Stored entries
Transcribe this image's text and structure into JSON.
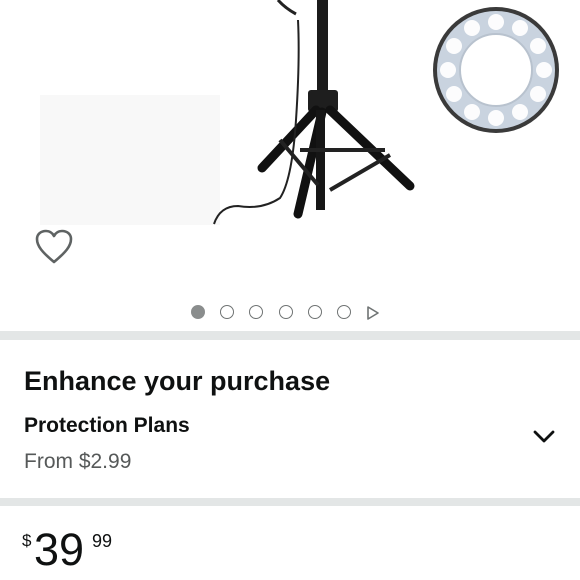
{
  "gallery": {
    "image_count": 6,
    "active_index": 0,
    "image_description_name": "ring-light-tripod-product-image"
  },
  "enhance": {
    "title": "Enhance your purchase",
    "protection": {
      "label": "Protection Plans",
      "price": "From $2.99"
    }
  },
  "price": {
    "symbol": "$",
    "whole": "39",
    "fraction": "99"
  },
  "icons": {
    "wishlist": "heart-outline-icon",
    "gallery_next": "play-triangle-icon",
    "expand": "chevron-down-icon"
  },
  "colors": {
    "text": "#0f1111",
    "secondary_text": "#565959",
    "separator": "#e3e6e6",
    "dot_active": "#8a8d8d"
  }
}
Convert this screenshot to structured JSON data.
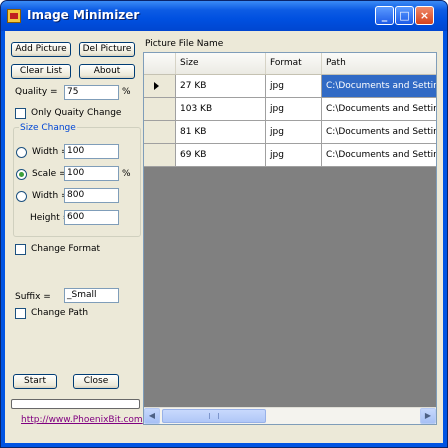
{
  "window": {
    "title": "Image Minimizer",
    "controls": {
      "minimize": "_",
      "maximize": "□",
      "close": "×"
    }
  },
  "buttons": {
    "add_picture": "Add Picture",
    "del_picture": "Del Picture",
    "clear_list": "Clear List",
    "about": "About",
    "start": "Start",
    "close": "Close"
  },
  "quality": {
    "label": "Quality =",
    "value": "75",
    "unit": "%",
    "only_change_label": "Only Quaity Change"
  },
  "size_change": {
    "title": "Size Change",
    "width_label": "Width =",
    "width_value": "100",
    "scale_label": "Scale =",
    "scale_value": "100",
    "scale_unit": "%",
    "width2_label": "Width =",
    "width2_value": "800",
    "height_label": "Height =",
    "height_value": "600",
    "selected": "scale"
  },
  "change_format_label": "Change Format",
  "suffix": {
    "label": "Suffix =",
    "value": "_Small"
  },
  "change_path_label": "Change Path",
  "link": "http://www.PhoenixBit.com",
  "list_title": "Picture File Name",
  "grid": {
    "columns": [
      "Size",
      "Format",
      "Path"
    ],
    "rows": [
      {
        "size": "27 KB",
        "format": "jpg",
        "path": "C:\\Documents and Settings",
        "current": true
      },
      {
        "size": "103 KB",
        "format": "jpg",
        "path": "C:\\Documents and Settings",
        "current": false
      },
      {
        "size": "81 KB",
        "format": "jpg",
        "path": "C:\\Documents and Settings",
        "current": false
      },
      {
        "size": "69 KB",
        "format": "jpg",
        "path": "C:\\Documents and Settings",
        "current": false
      }
    ]
  },
  "scrollbar": {
    "left_arrow": "◀",
    "right_arrow": "▶"
  },
  "colors": {
    "title_bar": "#0054e3",
    "selection": "#316ac5",
    "group_title": "#0046d5",
    "link": "#800080",
    "grid_background": "#808080"
  }
}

WRITTEN EXERCISE — Transcribe every entry above exactly. Omit all pictures.

OUTPUT FOR THIS TASK —
Transcribe this image's text and structure into JSON.
{
  "gallery": {
    "image_count": 6,
    "active_index": 0,
    "image_description_name": "ring-light-tripod-product-image"
  },
  "enhance": {
    "title": "Enhance your purchase",
    "protection": {
      "label": "Protection Plans",
      "price": "From $2.99"
    }
  },
  "price": {
    "symbol": "$",
    "whole": "39",
    "fraction": "99"
  },
  "icons": {
    "wishlist": "heart-outline-icon",
    "gallery_next": "play-triangle-icon",
    "expand": "chevron-down-icon"
  },
  "colors": {
    "text": "#0f1111",
    "secondary_text": "#565959",
    "separator": "#e3e6e6",
    "dot_active": "#8a8d8d"
  }
}
Convert this screenshot to structured JSON data.
{
  "window": {
    "title": "Image Minimizer",
    "controls": {
      "minimize": "_",
      "maximize": "□",
      "close": "×"
    }
  },
  "buttons": {
    "add_picture": "Add Picture",
    "del_picture": "Del Picture",
    "clear_list": "Clear List",
    "about": "About",
    "start": "Start",
    "close": "Close"
  },
  "quality": {
    "label": "Quality =",
    "value": "75",
    "unit": "%",
    "only_change_label": "Only Quaity Change"
  },
  "size_change": {
    "title": "Size Change",
    "width_label": "Width =",
    "width_value": "100",
    "scale_label": "Scale =",
    "scale_value": "100",
    "scale_unit": "%",
    "width2_label": "Width =",
    "width2_value": "800",
    "height_label": "Height =",
    "height_value": "600",
    "selected": "scale"
  },
  "change_format_label": "Change Format",
  "suffix": {
    "label": "Suffix =",
    "value": "_Small"
  },
  "change_path_label": "Change Path",
  "link": "http://www.PhoenixBit.com",
  "list_title": "Picture File Name",
  "grid": {
    "columns": [
      "Size",
      "Format",
      "Path"
    ],
    "rows": [
      {
        "size": "27 KB",
        "format": "jpg",
        "path": "C:\\Documents and Settings",
        "current": true
      },
      {
        "size": "103 KB",
        "format": "jpg",
        "path": "C:\\Documents and Settings",
        "current": false
      },
      {
        "size": "81 KB",
        "format": "jpg",
        "path": "C:\\Documents and Settings",
        "current": false
      },
      {
        "size": "69 KB",
        "format": "jpg",
        "path": "C:\\Documents and Settings",
        "current": false
      }
    ]
  },
  "scrollbar": {
    "left_arrow": "◀",
    "right_arrow": "▶"
  },
  "colors": {
    "title_bar": "#0054e3",
    "selection": "#316ac5",
    "group_title": "#0046d5",
    "link": "#800080",
    "grid_background": "#808080"
  }
}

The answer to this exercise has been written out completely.